Required tasks:
**a)** Please copy the stretch of the Ophelia Arc review from "The Engrossing Psychology" through "universal masculine subject.", switching "exhibition" to "show".
**b)** Continue the Ophelia Arc review beyond its last sentence.

Provided text:
The Engrossing Psychology of Ophelia Arc
I often approach psychoanalysis tepidly due to the century-plus of discursive baggage that I struggle to get past. However, when artists effectively create psychologically charged work, their deeply introspective thoughts and experiences materialized in form are savored. Ophelia Arc’s exhibition, The Natal Lacuna—inspired by a feminine psychoanalytic interpretation of her past derived from the feminist philosopher Luce Irigaray—captures this enchantment in a way that only great artists can. Arc’s visceral artwork reveals the catharsis and discomfort that arise from self-probing as fertile ground for aesthetic production, but it is never mawkish. Through an inward look, Arc takes up Irigaray’s call to use feminine expression as a rejection of the psychological fallacy of the generic and universal masculine subject.

(Layout annotation data)
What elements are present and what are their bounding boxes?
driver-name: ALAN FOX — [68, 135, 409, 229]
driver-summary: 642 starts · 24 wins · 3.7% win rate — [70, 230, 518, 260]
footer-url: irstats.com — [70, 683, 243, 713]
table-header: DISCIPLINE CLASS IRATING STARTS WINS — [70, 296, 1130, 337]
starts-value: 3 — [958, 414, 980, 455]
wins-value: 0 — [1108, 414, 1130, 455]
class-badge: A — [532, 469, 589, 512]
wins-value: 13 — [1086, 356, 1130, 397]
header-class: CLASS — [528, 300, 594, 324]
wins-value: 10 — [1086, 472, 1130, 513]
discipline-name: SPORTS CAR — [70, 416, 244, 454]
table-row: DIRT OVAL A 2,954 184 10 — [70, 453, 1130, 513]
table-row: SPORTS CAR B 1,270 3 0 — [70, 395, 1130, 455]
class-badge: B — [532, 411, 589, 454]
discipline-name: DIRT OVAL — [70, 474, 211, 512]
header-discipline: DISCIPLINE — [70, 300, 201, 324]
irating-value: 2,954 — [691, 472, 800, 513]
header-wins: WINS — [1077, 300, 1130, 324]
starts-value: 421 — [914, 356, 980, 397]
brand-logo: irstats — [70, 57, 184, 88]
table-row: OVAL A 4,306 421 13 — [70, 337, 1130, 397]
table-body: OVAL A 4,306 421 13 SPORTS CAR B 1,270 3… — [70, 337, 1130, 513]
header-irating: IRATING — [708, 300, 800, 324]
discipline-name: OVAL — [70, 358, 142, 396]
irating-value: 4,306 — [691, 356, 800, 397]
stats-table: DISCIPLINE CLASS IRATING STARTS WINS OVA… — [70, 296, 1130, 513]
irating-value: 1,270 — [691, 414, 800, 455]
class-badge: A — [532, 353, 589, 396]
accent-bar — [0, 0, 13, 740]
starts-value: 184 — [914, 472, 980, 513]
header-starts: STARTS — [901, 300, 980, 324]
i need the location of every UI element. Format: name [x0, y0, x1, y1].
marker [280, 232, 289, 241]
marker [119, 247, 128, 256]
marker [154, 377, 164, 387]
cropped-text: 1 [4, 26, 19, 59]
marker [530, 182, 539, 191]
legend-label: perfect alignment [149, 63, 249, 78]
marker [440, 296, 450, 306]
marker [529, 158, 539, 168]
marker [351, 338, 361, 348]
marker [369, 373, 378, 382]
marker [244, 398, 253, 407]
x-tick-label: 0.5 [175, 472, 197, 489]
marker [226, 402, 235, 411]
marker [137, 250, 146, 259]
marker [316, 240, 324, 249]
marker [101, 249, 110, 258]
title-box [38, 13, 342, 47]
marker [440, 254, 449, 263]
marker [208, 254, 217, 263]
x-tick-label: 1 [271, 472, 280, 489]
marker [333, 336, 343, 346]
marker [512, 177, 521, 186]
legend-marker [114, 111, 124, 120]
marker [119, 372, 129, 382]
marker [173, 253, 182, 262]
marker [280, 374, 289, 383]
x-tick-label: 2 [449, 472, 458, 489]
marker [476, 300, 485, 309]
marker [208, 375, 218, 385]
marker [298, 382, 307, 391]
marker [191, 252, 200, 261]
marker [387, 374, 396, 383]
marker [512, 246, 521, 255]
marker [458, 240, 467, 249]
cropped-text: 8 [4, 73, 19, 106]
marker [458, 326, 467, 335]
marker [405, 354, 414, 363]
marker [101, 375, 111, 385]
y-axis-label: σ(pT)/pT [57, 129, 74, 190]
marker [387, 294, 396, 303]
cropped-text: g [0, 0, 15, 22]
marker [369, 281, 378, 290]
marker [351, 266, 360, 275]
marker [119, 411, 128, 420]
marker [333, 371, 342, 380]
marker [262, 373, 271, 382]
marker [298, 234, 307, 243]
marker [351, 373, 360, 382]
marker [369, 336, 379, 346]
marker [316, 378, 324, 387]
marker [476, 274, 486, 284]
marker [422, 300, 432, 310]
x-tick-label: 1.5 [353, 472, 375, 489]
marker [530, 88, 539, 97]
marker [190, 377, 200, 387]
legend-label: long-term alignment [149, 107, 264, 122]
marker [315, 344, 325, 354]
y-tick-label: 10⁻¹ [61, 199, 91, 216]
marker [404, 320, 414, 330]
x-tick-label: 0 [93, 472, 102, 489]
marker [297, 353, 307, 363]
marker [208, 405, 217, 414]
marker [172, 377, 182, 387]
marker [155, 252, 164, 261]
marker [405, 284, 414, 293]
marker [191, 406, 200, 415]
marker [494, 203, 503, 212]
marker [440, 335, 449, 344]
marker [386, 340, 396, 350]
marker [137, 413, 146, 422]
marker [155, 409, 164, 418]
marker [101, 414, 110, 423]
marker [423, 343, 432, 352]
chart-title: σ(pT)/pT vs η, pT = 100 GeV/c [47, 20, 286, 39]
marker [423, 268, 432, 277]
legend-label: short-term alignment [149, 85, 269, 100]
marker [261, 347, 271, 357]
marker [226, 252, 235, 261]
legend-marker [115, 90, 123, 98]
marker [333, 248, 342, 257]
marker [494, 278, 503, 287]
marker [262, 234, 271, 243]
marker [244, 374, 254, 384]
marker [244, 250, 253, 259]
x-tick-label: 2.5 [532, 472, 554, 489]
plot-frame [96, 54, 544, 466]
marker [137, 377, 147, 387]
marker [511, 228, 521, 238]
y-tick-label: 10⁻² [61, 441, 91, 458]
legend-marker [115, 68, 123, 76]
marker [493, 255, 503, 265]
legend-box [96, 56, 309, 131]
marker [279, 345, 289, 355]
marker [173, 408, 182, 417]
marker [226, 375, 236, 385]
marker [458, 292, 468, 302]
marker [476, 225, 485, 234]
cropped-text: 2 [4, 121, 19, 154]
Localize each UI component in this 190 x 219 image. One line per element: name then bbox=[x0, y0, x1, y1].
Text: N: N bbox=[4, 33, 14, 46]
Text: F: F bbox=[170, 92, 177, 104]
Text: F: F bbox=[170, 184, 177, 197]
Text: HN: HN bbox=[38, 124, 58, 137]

Solved tasks:
**a)**
The Engrossing Psychology of Ophelia Arc
I often approach psychoanalysis tepidly due to the century-plus of discursive baggage that I struggle to get past. However, when artists effectively create psychologically charged work, their deeply introspective thoughts and experiences materialized in form are savored. Ophelia Arc’s show, The Natal Lacuna—inspired by a feminine psychoanalytic interpretation of her past derived from the feminist philosopher Luce Irigaray—captures this enchantment in a way that only great artists can. Arc’s visceral artwork reveals the catharsis and discomfort that arise from self-probing as fertile ground for aesthetic production, but it is never mawkish. Through an inward look, Arc takes up Irigaray’s call to use feminine expression as a rejection of the psychological fallacy of the generic and universal masculine subject.

**b)**
An array of almost grotesque, bodily, girly-punk objects, generally divided into multimedia drawings and crochet-based three-dimensional works, manifests such gendered topics and the artist’s past health struggles. reaD into a loWly Key, (i hope you are doing well) (2025), contains a crochet mesh over a stretcher frame, bordered by bruised-purple gauze. There is a small cavity in the center with a pink crocheted house trapped by thin threads in a spiderweb pattern. Two more loose spider webs cover the top left and bottom right corners—one with a protruding baby doll arm that has a sleeve of the artist’s tattoos, and the other featuring a crocheted umbilical cord connected to a crocheted unicorn in bondage by a pink ribbon.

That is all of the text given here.